---- Provided information

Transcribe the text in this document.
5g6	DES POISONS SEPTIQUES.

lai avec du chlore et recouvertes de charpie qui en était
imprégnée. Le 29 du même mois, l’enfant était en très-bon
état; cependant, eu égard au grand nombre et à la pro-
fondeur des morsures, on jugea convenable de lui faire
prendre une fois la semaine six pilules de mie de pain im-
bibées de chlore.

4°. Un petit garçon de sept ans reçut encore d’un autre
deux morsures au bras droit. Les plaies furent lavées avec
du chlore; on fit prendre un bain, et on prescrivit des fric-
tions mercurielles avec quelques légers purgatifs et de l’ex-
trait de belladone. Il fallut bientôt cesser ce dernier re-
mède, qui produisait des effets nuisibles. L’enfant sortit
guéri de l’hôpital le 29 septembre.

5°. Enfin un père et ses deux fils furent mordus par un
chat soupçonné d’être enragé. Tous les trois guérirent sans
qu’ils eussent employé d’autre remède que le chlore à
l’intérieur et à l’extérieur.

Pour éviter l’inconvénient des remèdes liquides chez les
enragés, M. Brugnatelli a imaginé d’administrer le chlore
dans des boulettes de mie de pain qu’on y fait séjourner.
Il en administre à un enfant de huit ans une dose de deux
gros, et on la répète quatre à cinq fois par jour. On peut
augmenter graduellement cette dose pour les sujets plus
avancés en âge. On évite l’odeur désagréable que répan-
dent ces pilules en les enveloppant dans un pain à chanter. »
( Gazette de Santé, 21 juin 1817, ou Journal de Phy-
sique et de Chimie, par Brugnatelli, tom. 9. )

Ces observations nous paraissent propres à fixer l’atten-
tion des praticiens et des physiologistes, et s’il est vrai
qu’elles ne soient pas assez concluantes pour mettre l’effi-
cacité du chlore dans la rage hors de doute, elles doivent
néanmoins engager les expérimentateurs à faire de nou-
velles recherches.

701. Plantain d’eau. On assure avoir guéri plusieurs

--------

## What is required
Scan the listing above and copy all lines containing the word "chlore".

## Final result
lai avec du chlore et recouvertes de charpie qui en était
bibées de chlore.
du chlore; on fit prendre un bain, et on prescrivit des fric-
qu’ils eussent employé d’autre remède que le chlore à
enragés, M. Brugnatelli a imaginé d’administrer le chlore
cacité du chlore dans la rage hors de doute, elles doivent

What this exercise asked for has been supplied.